◆ SET EXERCISE ◆
Your task is to copy the material exactly.

◆ DATA FOR THIS EXERCISE ◆
____
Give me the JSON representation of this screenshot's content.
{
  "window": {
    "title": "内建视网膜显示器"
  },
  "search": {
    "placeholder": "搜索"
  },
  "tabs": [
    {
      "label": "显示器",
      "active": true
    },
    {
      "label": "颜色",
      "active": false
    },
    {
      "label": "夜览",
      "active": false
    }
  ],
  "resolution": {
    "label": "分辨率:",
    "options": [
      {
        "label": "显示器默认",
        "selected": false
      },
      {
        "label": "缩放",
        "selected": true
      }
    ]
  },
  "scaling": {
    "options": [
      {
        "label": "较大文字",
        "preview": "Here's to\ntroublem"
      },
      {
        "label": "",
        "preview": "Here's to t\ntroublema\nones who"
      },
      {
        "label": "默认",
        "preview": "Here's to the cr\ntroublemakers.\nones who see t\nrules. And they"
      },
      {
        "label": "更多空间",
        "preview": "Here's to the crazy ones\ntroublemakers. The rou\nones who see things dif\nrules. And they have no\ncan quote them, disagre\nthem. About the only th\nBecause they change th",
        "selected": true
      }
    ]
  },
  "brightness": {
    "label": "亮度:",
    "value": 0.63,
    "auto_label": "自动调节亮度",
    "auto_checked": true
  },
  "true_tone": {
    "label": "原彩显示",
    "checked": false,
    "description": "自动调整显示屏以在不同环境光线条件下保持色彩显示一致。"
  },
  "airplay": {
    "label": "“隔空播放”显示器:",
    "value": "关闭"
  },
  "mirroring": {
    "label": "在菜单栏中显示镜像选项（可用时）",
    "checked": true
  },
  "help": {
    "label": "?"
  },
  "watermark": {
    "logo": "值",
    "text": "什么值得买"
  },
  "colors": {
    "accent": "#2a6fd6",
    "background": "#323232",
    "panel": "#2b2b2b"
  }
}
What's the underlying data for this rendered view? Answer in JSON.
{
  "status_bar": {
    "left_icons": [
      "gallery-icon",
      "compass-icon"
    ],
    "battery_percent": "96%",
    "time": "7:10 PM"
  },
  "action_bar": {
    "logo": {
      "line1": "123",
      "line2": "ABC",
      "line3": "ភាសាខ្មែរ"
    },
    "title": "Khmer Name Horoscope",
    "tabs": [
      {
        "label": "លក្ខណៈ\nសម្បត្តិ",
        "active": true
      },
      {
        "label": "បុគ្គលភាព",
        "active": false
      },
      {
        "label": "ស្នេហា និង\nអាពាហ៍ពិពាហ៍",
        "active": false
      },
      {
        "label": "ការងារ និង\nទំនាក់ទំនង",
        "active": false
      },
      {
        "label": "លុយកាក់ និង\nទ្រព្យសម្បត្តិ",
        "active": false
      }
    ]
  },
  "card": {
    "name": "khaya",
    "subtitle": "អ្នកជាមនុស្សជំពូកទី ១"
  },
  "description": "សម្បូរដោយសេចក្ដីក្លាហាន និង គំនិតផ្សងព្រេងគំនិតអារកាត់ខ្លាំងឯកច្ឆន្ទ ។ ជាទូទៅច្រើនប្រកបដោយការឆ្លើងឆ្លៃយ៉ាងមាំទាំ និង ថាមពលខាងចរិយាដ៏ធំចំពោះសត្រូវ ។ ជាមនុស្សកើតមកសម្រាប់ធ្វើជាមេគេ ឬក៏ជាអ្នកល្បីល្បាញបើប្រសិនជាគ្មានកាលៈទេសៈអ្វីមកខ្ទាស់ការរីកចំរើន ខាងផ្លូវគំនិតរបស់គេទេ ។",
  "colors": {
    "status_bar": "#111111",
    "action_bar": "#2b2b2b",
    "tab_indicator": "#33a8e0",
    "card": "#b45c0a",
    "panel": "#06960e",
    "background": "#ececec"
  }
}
____
◆ FINAL ANSWER ◆
Give me the JSON representation of this screenshot's content.
{
  "window": {
    "title": "内建视网膜显示器"
  },
  "search": {
    "placeholder": "搜索"
  },
  "tabs": [
    {
      "label": "显示器",
      "active": true
    },
    {
      "label": "颜色",
      "active": false
    },
    {
      "label": "夜览",
      "active": false
    }
  ],
  "resolution": {
    "label": "分辨率:",
    "options": [
      {
        "label": "显示器默认",
        "selected": false
      },
      {
        "label": "缩放",
        "selected": true
      }
    ]
  },
  "scaling": {
    "options": [
      {
        "label": "较大文字",
        "preview": "Here's to\ntroublem"
      },
      {
        "label": "",
        "preview": "Here's to t\ntroublema\nones who"
      },
      {
        "label": "默认",
        "preview": "Here's to the cr\ntroublemakers.\nones who see t\nrules. And they"
      },
      {
        "label": "更多空间",
        "preview": "Here's to the crazy ones\ntroublemakers. The rou\nones who see things dif\nrules. And they have no\ncan quote them, disagre\nthem. About the only th\nBecause they change th",
        "selected": true
      }
    ]
  },
  "brightness": {
    "label": "亮度:",
    "value": 0.63,
    "auto_label": "自动调节亮度",
    "auto_checked": true
  },
  "true_tone": {
    "label": "原彩显示",
    "checked": false,
    "description": "自动调整显示屏以在不同环境光线条件下保持色彩显示一致。"
  },
  "airplay": {
    "label": "“隔空播放”显示器:",
    "value": "关闭"
  },
  "mirroring": {
    "label": "在菜单栏中显示镜像选项（可用时）",
    "checked": true
  },
  "help": {
    "label": "?"
  },
  "watermark": {
    "logo": "值",
    "text": "什么值得买"
  },
  "colors": {
    "accent": "#2a6fd6",
    "background": "#323232",
    "panel": "#2b2b2b"
  }
}
What's the underlying data for this rendered view? Answer in JSON.
{
  "status_bar": {
    "left_icons": [
      "gallery-icon",
      "compass-icon"
    ],
    "battery_percent": "96%",
    "time": "7:10 PM"
  },
  "action_bar": {
    "logo": {
      "line1": "123",
      "line2": "ABC",
      "line3": "ភាសាខ្មែរ"
    },
    "title": "Khmer Name Horoscope",
    "tabs": [
      {
        "label": "លក្ខណៈ\nសម្បត្តិ",
        "active": true
      },
      {
        "label": "បុគ្គលភាព",
        "active": false
      },
      {
        "label": "ស្នេហា និង\nអាពាហ៍ពិពាហ៍",
        "active": false
      },
      {
        "label": "ការងារ និង\nទំនាក់ទំនង",
        "active": false
      },
      {
        "label": "លុយកាក់ និង\nទ្រព្យសម្បត្តិ",
        "active": false
      }
    ]
  },
  "card": {
    "name": "khaya",
    "subtitle": "អ្នកជាមនុស្សជំពូកទី ១"
  },
  "description": "សម្បូរដោយសេចក្ដីក្លាហាន និង គំនិតផ្សងព្រេងគំនិតអារកាត់ខ្លាំងឯកច្ឆន្ទ ។ ជាទូទៅច្រើនប្រកបដោយការឆ្លើងឆ្លៃយ៉ាងមាំទាំ និង ថាមពលខាងចរិយាដ៏ធំចំពោះសត្រូវ ។ ជាមនុស្សកើតមកសម្រាប់ធ្វើជាមេគេ ឬក៏ជាអ្នកល្បីល្បាញបើប្រសិនជាគ្មានកាលៈទេសៈអ្វីមកខ្ទាស់ការរីកចំរើន ខាងផ្លូវគំនិតរបស់គេទេ ។",
  "colors": {
    "status_bar": "#111111",
    "action_bar": "#2b2b2b",
    "tab_indicator": "#33a8e0",
    "card": "#b45c0a",
    "panel": "#06960e",
    "background": "#ececec"
  }
}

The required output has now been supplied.